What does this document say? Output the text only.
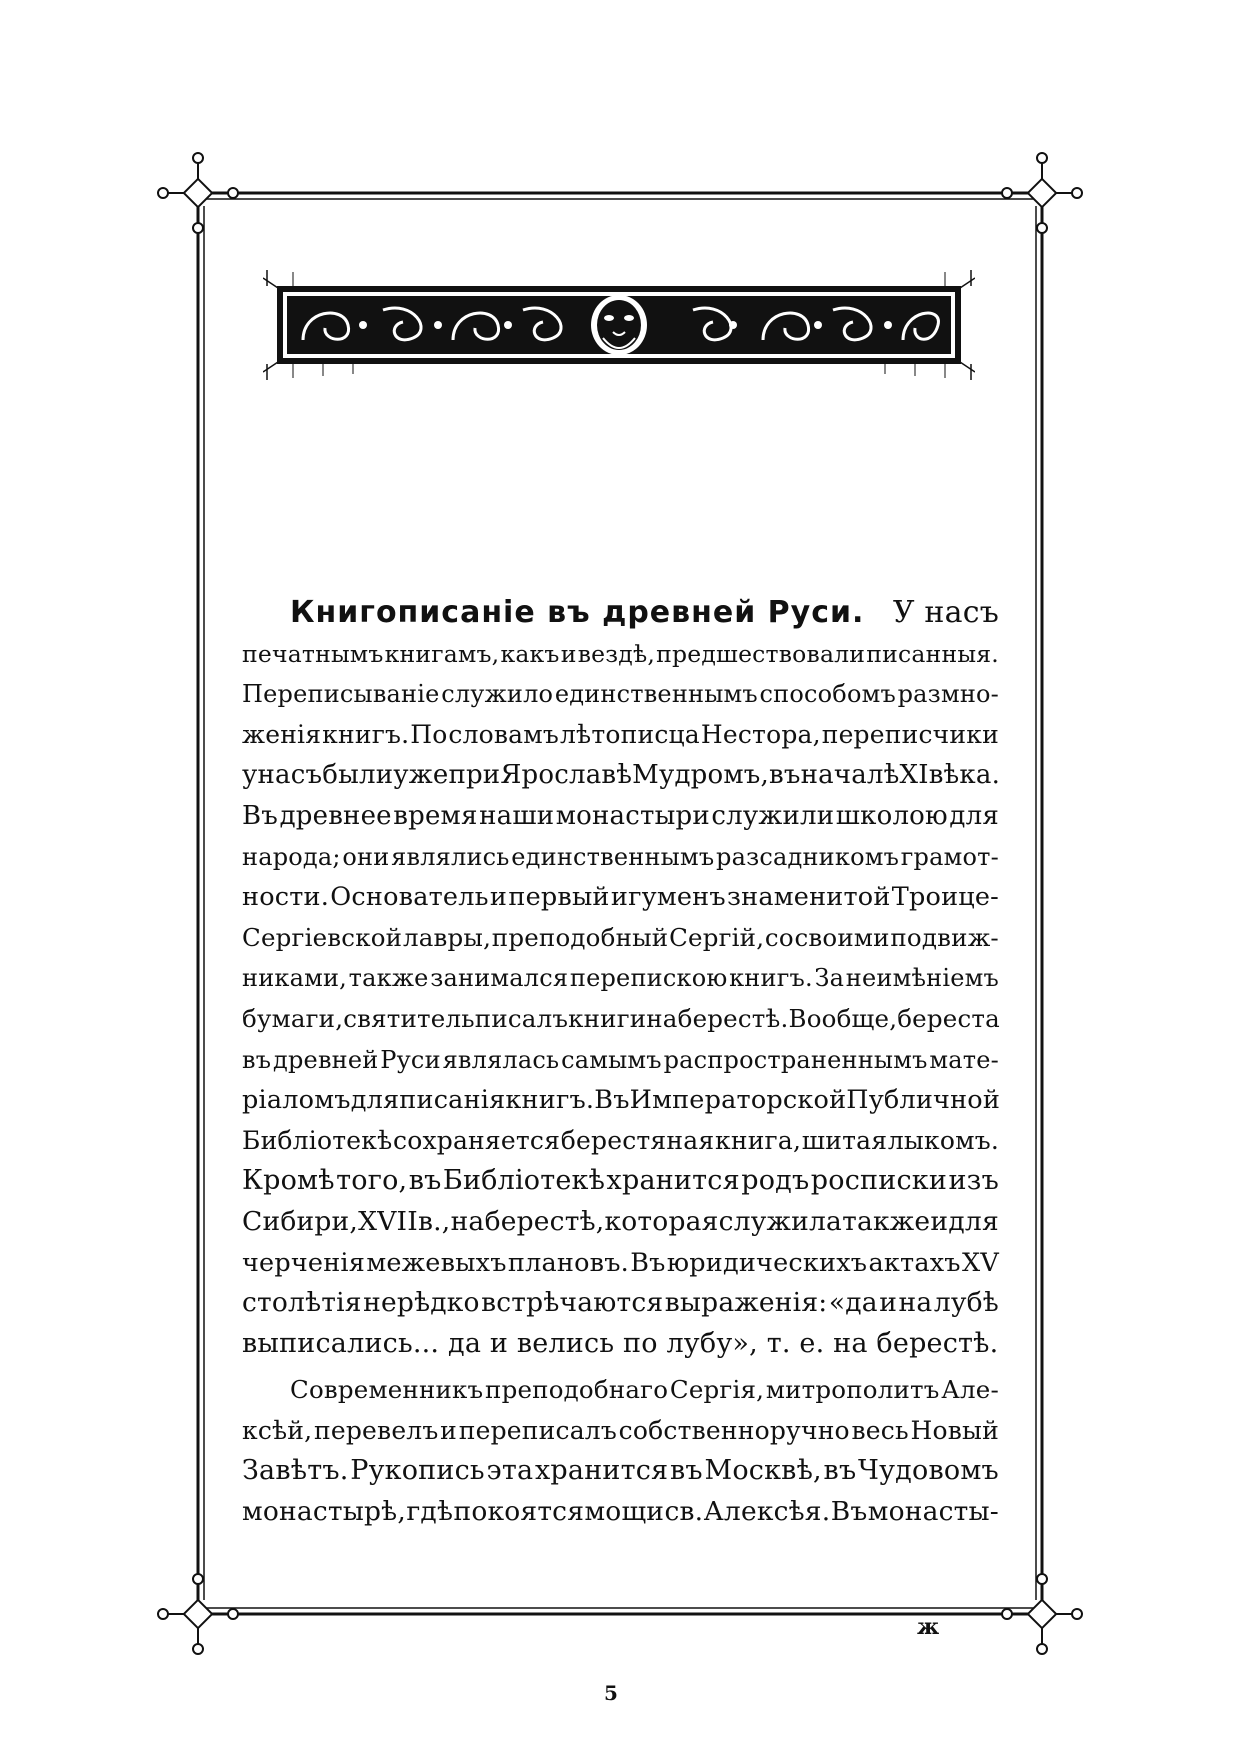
Книгописаніе въ древней Руси. У насъ
печатнымъ книгамъ, какъ и вездѣ, предшествовали писанныя.
Переписываніе служило единственнымъ способомъ размно-
женія книгъ. По словамъ лѣтописца Нестора, переписчики
у насъ были уже при Ярославѣ Мудромъ, въ началѣ XI вѣка.
Въ древнее время наши монастыри служили школою для
народа; они являлись единственнымъ разсадникомъ грамот-
ности. Основатель и первый игуменъ знаменитой Троице-
Сергіевской лавры, преподобный Сергій, со своими подвиж-
никами, также занимался перепискою книгъ. За неимѣніемъ
бумаги, святитель писалъ книги на берестѣ. Вообще, береста
въ древней Руси являлась самымъ распространеннымъ мате-
ріаломъ для писанія книгъ. Въ Императорской Публичной
Библіотекѣ сохраняется берестяная книга, шитая лыкомъ.
Кромѣ того, въ Библіотекѣ хранится родъ росписки изъ
Сибири, XVII в., на берестѣ, которая служила также и для
черченія межевыхъ плановъ. Въ юридическихъ актахъ XV
столѣтія нерѣдко встрѣчаются выраженія: «да и на лубѣ
выписались... да и велись по лубу», т. е. на берестѣ.
Современникъ преподобнаго Сергія, митрополитъ Але-
ксѣй, перевелъ и переписалъ собственноручно весь Новый
Завѣтъ. Рукопись эта хранится въ Москвѣ, въ Чудовомъ
монастырѣ, гдѣ покоятся мощи св. Алексѣя. Въ монасты-
ж
5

**WHAT YOU ARE ASKED TO DO**. Can the entries above be repeated exactly, without their pictures?

**ANSWER TO THIS EXERCISE**.
What does this document say? Output the text only.
Книгописаніе въ древней Руси. У насъ
печатнымъ книгамъ, какъ и вездѣ, предшествовали писанныя.
Переписываніе служило единственнымъ способомъ размно-
женія книгъ. По словамъ лѣтописца Нестора, переписчики
у насъ были уже при Ярославѣ Мудромъ, въ началѣ XI вѣка.
Въ древнее время наши монастыри служили школою для
народа; они являлись единственнымъ разсадникомъ грамот-
ности. Основатель и первый игуменъ знаменитой Троице-
Сергіевской лавры, преподобный Сергій, со своими подвиж-
никами, также занимался перепискою книгъ. За неимѣніемъ
бумаги, святитель писалъ книги на берестѣ. Вообще, береста
въ древней Руси являлась самымъ распространеннымъ мате-
ріаломъ для писанія книгъ. Въ Императорской Публичной
Библіотекѣ сохраняется берестяная книга, шитая лыкомъ.
Кромѣ того, въ Библіотекѣ хранится родъ росписки изъ
Сибири, XVII в., на берестѣ, которая служила также и для
черченія межевыхъ плановъ. Въ юридическихъ актахъ XV
столѣтія нерѣдко встрѣчаются выраженія: «да и на лубѣ
выписались... да и велись по лубу», т. е. на берестѣ.
Современникъ преподобнаго Сергія, митрополитъ Але-
ксѣй, перевелъ и переписалъ собственноручно весь Новый
Завѣтъ. Рукопись эта хранится въ Москвѣ, въ Чудовомъ
монастырѣ, гдѣ покоятся мощи св. Алексѣя. Въ монасты-
ж
5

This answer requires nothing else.